* AIM OF THE EXERCISE *
Set out every line bearing the string "screenshot".

— Start of EXTRACTED MATERIAL —

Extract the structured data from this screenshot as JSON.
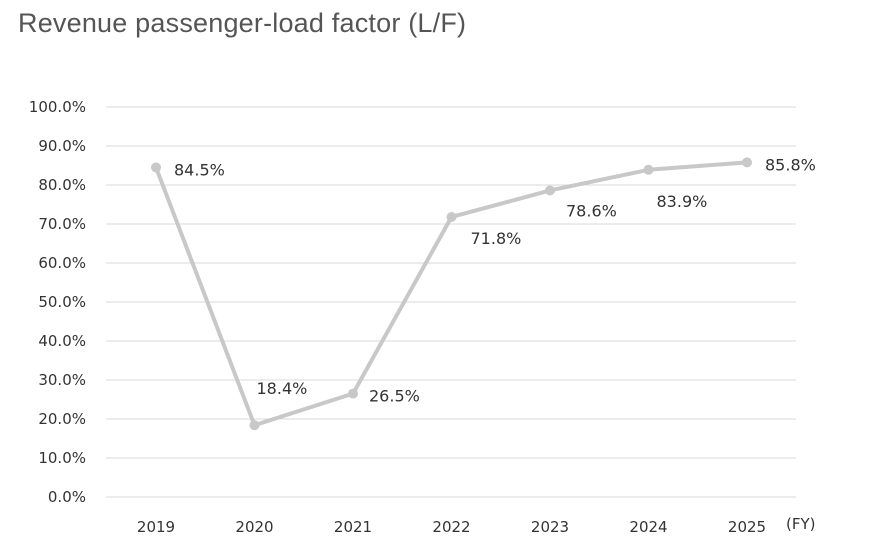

— End of EXTRACTED MATERIAL —
— Start of EXTRACTED MATERIAL —

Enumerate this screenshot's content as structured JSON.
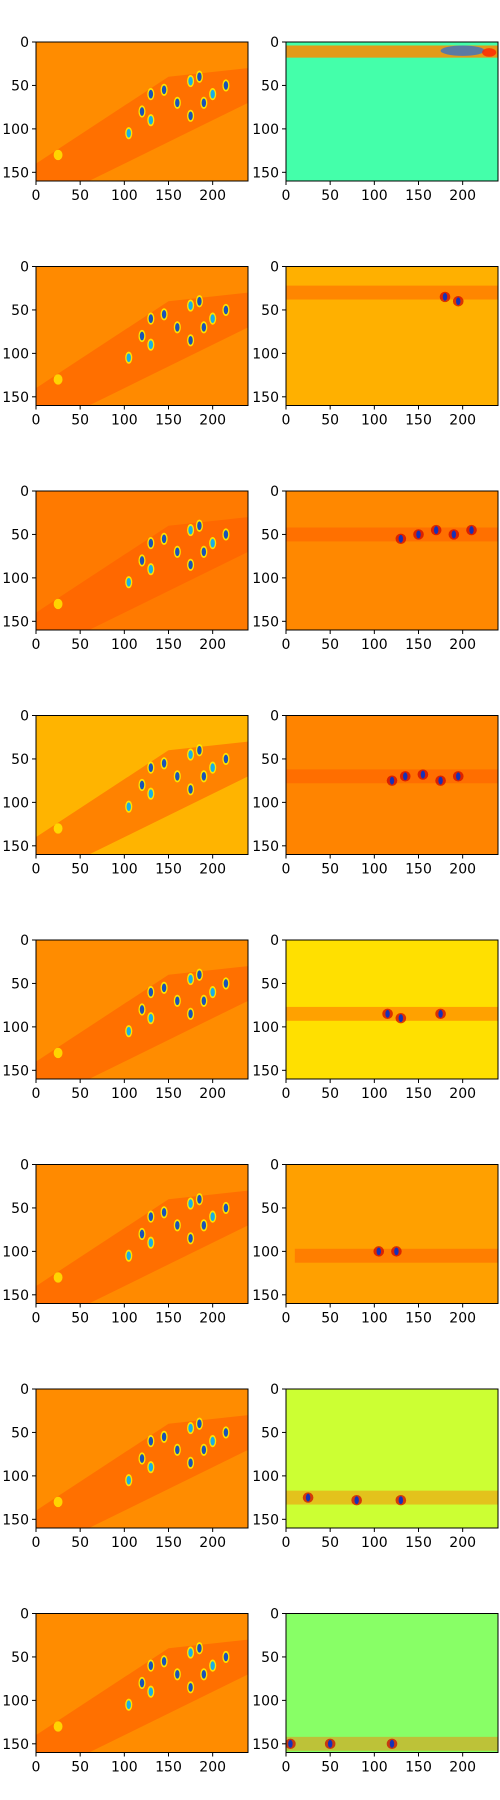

— End of EXTRACTED MATERIAL —
— Start of EXTRACTED MATERIAL —

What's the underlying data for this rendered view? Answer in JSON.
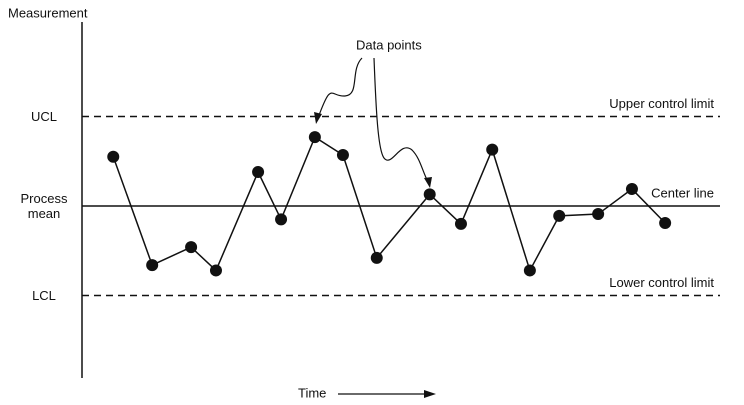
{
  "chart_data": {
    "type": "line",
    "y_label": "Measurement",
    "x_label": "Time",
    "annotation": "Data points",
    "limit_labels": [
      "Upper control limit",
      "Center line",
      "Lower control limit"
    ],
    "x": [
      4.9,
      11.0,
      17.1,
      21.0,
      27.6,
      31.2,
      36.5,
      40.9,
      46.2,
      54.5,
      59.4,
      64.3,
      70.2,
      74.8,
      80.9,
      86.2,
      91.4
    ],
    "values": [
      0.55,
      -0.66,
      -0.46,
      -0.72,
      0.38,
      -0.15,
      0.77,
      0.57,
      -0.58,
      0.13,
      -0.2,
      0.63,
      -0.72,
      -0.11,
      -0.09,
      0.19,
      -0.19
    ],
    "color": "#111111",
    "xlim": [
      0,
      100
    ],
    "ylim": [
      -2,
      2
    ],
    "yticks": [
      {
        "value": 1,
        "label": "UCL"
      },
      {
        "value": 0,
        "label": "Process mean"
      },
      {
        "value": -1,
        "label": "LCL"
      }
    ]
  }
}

— End of EXTRACTED MATERIAL —

* RESPONSE TO THE TASK *
Extract the structured data from this screenshot as JSON.
Enumerate this screenshot's content as structured JSON.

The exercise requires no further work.